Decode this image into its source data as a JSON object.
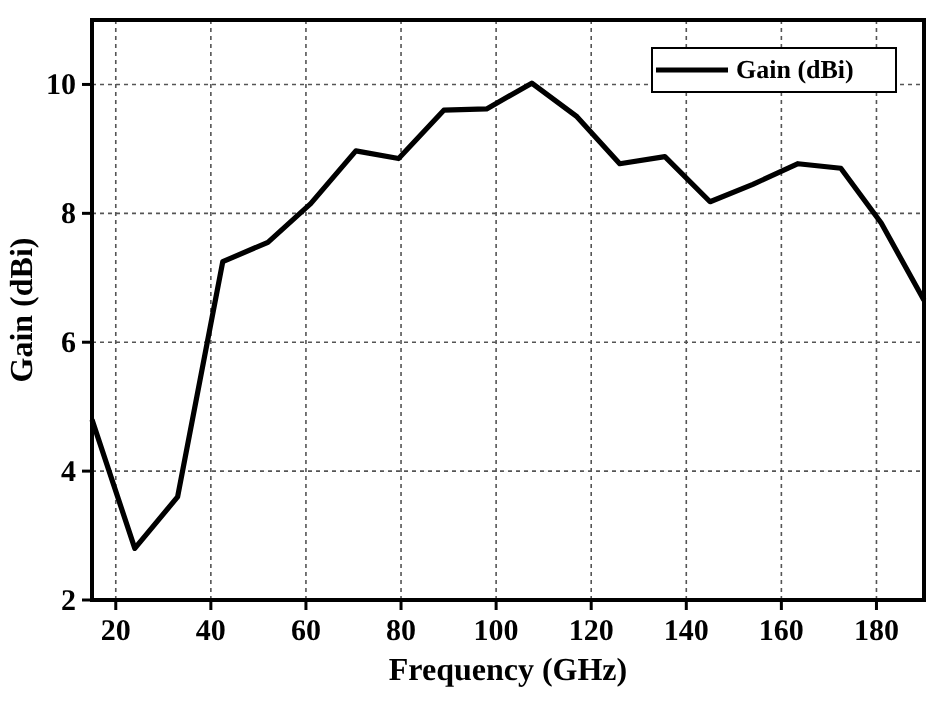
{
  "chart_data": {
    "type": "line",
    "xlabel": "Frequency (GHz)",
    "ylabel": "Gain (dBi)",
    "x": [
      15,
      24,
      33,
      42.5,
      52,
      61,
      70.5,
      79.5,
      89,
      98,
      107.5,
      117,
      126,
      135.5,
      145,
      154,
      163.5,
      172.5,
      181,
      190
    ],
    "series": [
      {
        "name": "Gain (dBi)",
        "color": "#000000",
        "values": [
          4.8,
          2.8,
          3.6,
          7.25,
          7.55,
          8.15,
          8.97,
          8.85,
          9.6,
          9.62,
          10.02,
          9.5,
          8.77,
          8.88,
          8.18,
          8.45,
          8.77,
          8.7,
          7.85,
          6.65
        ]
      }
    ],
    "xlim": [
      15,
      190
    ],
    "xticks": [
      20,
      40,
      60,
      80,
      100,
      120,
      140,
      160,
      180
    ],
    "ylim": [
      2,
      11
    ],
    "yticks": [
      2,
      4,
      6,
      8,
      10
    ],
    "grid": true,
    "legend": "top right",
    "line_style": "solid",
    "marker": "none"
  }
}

════

Reproduce all the entries that precede this task, word for word, minus any pictures.

Response to the task
Decode this image into its source data as a JSON object.
{
  "chart_data": {
    "type": "line",
    "xlabel": "Frequency (GHz)",
    "ylabel": "Gain (dBi)",
    "x": [
      15,
      24,
      33,
      42.5,
      52,
      61,
      70.5,
      79.5,
      89,
      98,
      107.5,
      117,
      126,
      135.5,
      145,
      154,
      163.5,
      172.5,
      181,
      190
    ],
    "series": [
      {
        "name": "Gain (dBi)",
        "color": "#000000",
        "values": [
          4.8,
          2.8,
          3.6,
          7.25,
          7.55,
          8.15,
          8.97,
          8.85,
          9.6,
          9.62,
          10.02,
          9.5,
          8.77,
          8.88,
          8.18,
          8.45,
          8.77,
          8.7,
          7.85,
          6.65
        ]
      }
    ],
    "xlim": [
      15,
      190
    ],
    "xticks": [
      20,
      40,
      60,
      80,
      100,
      120,
      140,
      160,
      180
    ],
    "ylim": [
      2,
      11
    ],
    "yticks": [
      2,
      4,
      6,
      8,
      10
    ],
    "grid": true,
    "legend": "top right",
    "line_style": "solid",
    "marker": "none"
  }
}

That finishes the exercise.